__Task brief__
Copy down the listing below exactly, please, including every line.

__Materials provided__

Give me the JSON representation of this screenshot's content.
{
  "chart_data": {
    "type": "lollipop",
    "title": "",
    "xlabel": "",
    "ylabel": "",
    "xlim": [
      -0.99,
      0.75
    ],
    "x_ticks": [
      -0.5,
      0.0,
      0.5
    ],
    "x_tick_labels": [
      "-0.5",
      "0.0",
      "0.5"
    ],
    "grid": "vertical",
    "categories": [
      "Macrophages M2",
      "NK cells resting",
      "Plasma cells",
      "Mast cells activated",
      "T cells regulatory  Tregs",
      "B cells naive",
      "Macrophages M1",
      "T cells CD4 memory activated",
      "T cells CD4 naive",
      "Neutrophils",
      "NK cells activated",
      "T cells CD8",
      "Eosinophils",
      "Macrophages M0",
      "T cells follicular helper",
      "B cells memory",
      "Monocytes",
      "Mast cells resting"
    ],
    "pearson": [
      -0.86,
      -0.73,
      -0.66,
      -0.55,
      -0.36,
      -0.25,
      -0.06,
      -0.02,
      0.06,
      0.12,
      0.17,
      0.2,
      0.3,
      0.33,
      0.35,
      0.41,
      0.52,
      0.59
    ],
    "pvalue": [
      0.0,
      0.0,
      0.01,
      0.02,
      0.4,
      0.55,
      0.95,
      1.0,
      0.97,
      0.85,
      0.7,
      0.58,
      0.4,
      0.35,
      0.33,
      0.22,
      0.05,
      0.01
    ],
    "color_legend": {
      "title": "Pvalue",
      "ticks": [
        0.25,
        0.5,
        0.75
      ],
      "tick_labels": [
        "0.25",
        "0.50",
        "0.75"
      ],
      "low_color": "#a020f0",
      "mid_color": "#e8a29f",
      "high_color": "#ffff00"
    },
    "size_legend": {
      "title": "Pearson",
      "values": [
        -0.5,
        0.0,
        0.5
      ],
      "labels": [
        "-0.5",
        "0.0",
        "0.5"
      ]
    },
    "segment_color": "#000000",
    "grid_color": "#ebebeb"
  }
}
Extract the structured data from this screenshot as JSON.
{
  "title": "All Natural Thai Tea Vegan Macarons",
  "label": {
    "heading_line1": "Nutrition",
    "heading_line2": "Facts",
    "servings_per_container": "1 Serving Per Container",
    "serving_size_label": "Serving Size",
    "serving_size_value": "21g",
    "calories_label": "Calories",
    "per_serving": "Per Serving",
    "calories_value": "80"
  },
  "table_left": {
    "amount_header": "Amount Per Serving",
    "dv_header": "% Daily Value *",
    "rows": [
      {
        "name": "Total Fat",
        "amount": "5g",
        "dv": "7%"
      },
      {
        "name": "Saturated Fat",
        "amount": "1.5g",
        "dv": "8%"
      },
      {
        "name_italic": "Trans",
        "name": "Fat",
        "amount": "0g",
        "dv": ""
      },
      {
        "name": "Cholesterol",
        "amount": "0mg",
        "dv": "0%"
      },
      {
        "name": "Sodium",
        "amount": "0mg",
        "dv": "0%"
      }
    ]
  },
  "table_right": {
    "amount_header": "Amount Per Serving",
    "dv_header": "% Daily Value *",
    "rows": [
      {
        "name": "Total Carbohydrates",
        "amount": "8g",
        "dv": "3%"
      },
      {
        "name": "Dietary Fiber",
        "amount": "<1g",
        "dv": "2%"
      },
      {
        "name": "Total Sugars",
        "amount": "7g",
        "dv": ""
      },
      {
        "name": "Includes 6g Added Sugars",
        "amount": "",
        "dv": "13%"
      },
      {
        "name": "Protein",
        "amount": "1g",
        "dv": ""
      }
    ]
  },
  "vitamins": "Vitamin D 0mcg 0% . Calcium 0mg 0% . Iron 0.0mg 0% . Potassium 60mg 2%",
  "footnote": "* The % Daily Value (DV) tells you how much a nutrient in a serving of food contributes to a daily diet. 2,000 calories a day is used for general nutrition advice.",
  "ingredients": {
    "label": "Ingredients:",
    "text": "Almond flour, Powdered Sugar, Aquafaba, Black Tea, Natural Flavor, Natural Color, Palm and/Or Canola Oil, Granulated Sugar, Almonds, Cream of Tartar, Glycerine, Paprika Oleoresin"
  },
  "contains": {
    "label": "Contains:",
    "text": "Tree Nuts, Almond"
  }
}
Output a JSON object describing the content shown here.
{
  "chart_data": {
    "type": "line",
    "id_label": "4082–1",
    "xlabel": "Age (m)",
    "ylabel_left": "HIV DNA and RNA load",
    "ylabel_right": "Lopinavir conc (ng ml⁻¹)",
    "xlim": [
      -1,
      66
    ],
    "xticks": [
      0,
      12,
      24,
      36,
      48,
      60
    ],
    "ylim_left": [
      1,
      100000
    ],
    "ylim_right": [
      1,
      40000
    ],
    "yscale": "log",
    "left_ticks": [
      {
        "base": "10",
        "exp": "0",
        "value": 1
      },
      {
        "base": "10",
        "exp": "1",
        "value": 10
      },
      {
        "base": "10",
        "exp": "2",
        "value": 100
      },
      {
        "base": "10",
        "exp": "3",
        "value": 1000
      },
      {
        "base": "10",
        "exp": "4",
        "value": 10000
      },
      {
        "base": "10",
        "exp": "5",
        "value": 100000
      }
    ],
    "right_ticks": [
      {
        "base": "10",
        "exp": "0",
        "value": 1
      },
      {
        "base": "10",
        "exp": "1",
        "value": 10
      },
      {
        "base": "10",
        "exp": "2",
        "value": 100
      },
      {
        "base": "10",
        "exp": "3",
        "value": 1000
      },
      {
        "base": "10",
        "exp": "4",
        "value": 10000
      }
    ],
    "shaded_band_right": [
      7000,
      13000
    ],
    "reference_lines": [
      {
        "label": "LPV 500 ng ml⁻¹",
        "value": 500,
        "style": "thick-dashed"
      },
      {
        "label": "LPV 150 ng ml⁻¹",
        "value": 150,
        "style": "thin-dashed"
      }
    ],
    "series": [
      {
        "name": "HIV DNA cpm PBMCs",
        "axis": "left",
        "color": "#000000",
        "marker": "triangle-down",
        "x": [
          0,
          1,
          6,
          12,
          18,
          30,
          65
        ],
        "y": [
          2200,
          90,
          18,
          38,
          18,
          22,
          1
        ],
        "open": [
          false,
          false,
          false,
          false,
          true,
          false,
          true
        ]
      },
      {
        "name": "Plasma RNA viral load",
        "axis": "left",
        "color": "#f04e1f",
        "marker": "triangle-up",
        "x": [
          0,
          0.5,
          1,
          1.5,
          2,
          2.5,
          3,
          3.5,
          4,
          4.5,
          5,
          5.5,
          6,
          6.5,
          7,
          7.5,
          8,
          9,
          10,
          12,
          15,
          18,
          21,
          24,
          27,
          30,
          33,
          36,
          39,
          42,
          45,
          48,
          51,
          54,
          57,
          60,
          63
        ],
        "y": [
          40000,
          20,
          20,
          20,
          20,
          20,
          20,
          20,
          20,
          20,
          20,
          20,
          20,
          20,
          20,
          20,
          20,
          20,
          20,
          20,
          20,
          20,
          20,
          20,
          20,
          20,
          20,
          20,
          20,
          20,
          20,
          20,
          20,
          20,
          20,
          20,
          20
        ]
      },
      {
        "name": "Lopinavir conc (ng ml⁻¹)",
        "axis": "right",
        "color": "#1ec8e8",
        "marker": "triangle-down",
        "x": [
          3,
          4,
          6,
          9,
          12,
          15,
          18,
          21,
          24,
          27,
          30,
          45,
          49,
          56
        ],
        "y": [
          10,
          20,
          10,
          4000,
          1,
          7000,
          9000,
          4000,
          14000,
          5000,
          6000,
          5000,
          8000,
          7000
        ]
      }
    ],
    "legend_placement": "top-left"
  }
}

__Solution below__
Give me the JSON representation of this screenshot's content.
{
  "chart_data": {
    "type": "lollipop",
    "title": "",
    "xlabel": "",
    "ylabel": "",
    "xlim": [
      -0.99,
      0.75
    ],
    "x_ticks": [
      -0.5,
      0.0,
      0.5
    ],
    "x_tick_labels": [
      "-0.5",
      "0.0",
      "0.5"
    ],
    "grid": "vertical",
    "categories": [
      "Macrophages M2",
      "NK cells resting",
      "Plasma cells",
      "Mast cells activated",
      "T cells regulatory  Tregs",
      "B cells naive",
      "Macrophages M1",
      "T cells CD4 memory activated",
      "T cells CD4 naive",
      "Neutrophils",
      "NK cells activated",
      "T cells CD8",
      "Eosinophils",
      "Macrophages M0",
      "T cells follicular helper",
      "B cells memory",
      "Monocytes",
      "Mast cells resting"
    ],
    "pearson": [
      -0.86,
      -0.73,
      -0.66,
      -0.55,
      -0.36,
      -0.25,
      -0.06,
      -0.02,
      0.06,
      0.12,
      0.17,
      0.2,
      0.3,
      0.33,
      0.35,
      0.41,
      0.52,
      0.59
    ],
    "pvalue": [
      0.0,
      0.0,
      0.01,
      0.02,
      0.4,
      0.55,
      0.95,
      1.0,
      0.97,
      0.85,
      0.7,
      0.58,
      0.4,
      0.35,
      0.33,
      0.22,
      0.05,
      0.01
    ],
    "color_legend": {
      "title": "Pvalue",
      "ticks": [
        0.25,
        0.5,
        0.75
      ],
      "tick_labels": [
        "0.25",
        "0.50",
        "0.75"
      ],
      "low_color": "#a020f0",
      "mid_color": "#e8a29f",
      "high_color": "#ffff00"
    },
    "size_legend": {
      "title": "Pearson",
      "values": [
        -0.5,
        0.0,
        0.5
      ],
      "labels": [
        "-0.5",
        "0.0",
        "0.5"
      ]
    },
    "segment_color": "#000000",
    "grid_color": "#ebebeb"
  }
}
Extract the structured data from this screenshot as JSON.
{
  "title": "All Natural Thai Tea Vegan Macarons",
  "label": {
    "heading_line1": "Nutrition",
    "heading_line2": "Facts",
    "servings_per_container": "1 Serving Per Container",
    "serving_size_label": "Serving Size",
    "serving_size_value": "21g",
    "calories_label": "Calories",
    "per_serving": "Per Serving",
    "calories_value": "80"
  },
  "table_left": {
    "amount_header": "Amount Per Serving",
    "dv_header": "% Daily Value *",
    "rows": [
      {
        "name": "Total Fat",
        "amount": "5g",
        "dv": "7%"
      },
      {
        "name": "Saturated Fat",
        "amount": "1.5g",
        "dv": "8%"
      },
      {
        "name_italic": "Trans",
        "name": "Fat",
        "amount": "0g",
        "dv": ""
      },
      {
        "name": "Cholesterol",
        "amount": "0mg",
        "dv": "0%"
      },
      {
        "name": "Sodium",
        "amount": "0mg",
        "dv": "0%"
      }
    ]
  },
  "table_right": {
    "amount_header": "Amount Per Serving",
    "dv_header": "% Daily Value *",
    "rows": [
      {
        "name": "Total Carbohydrates",
        "amount": "8g",
        "dv": "3%"
      },
      {
        "name": "Dietary Fiber",
        "amount": "<1g",
        "dv": "2%"
      },
      {
        "name": "Total Sugars",
        "amount": "7g",
        "dv": ""
      },
      {
        "name": "Includes 6g Added Sugars",
        "amount": "",
        "dv": "13%"
      },
      {
        "name": "Protein",
        "amount": "1g",
        "dv": ""
      }
    ]
  },
  "vitamins": "Vitamin D 0mcg 0% . Calcium 0mg 0% . Iron 0.0mg 0% . Potassium 60mg 2%",
  "footnote": "* The % Daily Value (DV) tells you how much a nutrient in a serving of food contributes to a daily diet. 2,000 calories a day is used for general nutrition advice.",
  "ingredients": {
    "label": "Ingredients:",
    "text": "Almond flour, Powdered Sugar, Aquafaba, Black Tea, Natural Flavor, Natural Color, Palm and/Or Canola Oil, Granulated Sugar, Almonds, Cream of Tartar, Glycerine, Paprika Oleoresin"
  },
  "contains": {
    "label": "Contains:",
    "text": "Tree Nuts, Almond"
  }
}
Output a JSON object describing the content shown here.
{
  "chart_data": {
    "type": "line",
    "id_label": "4082–1",
    "xlabel": "Age (m)",
    "ylabel_left": "HIV DNA and RNA load",
    "ylabel_right": "Lopinavir conc (ng ml⁻¹)",
    "xlim": [
      -1,
      66
    ],
    "xticks": [
      0,
      12,
      24,
      36,
      48,
      60
    ],
    "ylim_left": [
      1,
      100000
    ],
    "ylim_right": [
      1,
      40000
    ],
    "yscale": "log",
    "left_ticks": [
      {
        "base": "10",
        "exp": "0",
        "value": 1
      },
      {
        "base": "10",
        "exp": "1",
        "value": 10
      },
      {
        "base": "10",
        "exp": "2",
        "value": 100
      },
      {
        "base": "10",
        "exp": "3",
        "value": 1000
      },
      {
        "base": "10",
        "exp": "4",
        "value": 10000
      },
      {
        "base": "10",
        "exp": "5",
        "value": 100000
      }
    ],
    "right_ticks": [
      {
        "base": "10",
        "exp": "0",
        "value": 1
      },
      {
        "base": "10",
        "exp": "1",
        "value": 10
      },
      {
        "base": "10",
        "exp": "2",
        "value": 100
      },
      {
        "base": "10",
        "exp": "3",
        "value": 1000
      },
      {
        "base": "10",
        "exp": "4",
        "value": 10000
      }
    ],
    "shaded_band_right": [
      7000,
      13000
    ],
    "reference_lines": [
      {
        "label": "LPV 500 ng ml⁻¹",
        "value": 500,
        "style": "thick-dashed"
      },
      {
        "label": "LPV 150 ng ml⁻¹",
        "value": 150,
        "style": "thin-dashed"
      }
    ],
    "series": [
      {
        "name": "HIV DNA cpm PBMCs",
        "axis": "left",
        "color": "#000000",
        "marker": "triangle-down",
        "x": [
          0,
          1,
          6,
          12,
          18,
          30,
          65
        ],
        "y": [
          2200,
          90,
          18,
          38,
          18,
          22,
          1
        ],
        "open": [
          false,
          false,
          false,
          false,
          true,
          false,
          true
        ]
      },
      {
        "name": "Plasma RNA viral load",
        "axis": "left",
        "color": "#f04e1f",
        "marker": "triangle-up",
        "x": [
          0,
          0.5,
          1,
          1.5,
          2,
          2.5,
          3,
          3.5,
          4,
          4.5,
          5,
          5.5,
          6,
          6.5,
          7,
          7.5,
          8,
          9,
          10,
          12,
          15,
          18,
          21,
          24,
          27,
          30,
          33,
          36,
          39,
          42,
          45,
          48,
          51,
          54,
          57,
          60,
          63
        ],
        "y": [
          40000,
          20,
          20,
          20,
          20,
          20,
          20,
          20,
          20,
          20,
          20,
          20,
          20,
          20,
          20,
          20,
          20,
          20,
          20,
          20,
          20,
          20,
          20,
          20,
          20,
          20,
          20,
          20,
          20,
          20,
          20,
          20,
          20,
          20,
          20,
          20,
          20
        ]
      },
      {
        "name": "Lopinavir conc (ng ml⁻¹)",
        "axis": "right",
        "color": "#1ec8e8",
        "marker": "triangle-down",
        "x": [
          3,
          4,
          6,
          9,
          12,
          15,
          18,
          21,
          24,
          27,
          30,
          45,
          49,
          56
        ],
        "y": [
          10,
          20,
          10,
          4000,
          1,
          7000,
          9000,
          4000,
          14000,
          5000,
          6000,
          5000,
          8000,
          7000
        ]
      }
    ],
    "legend_placement": "top-left"
  }
}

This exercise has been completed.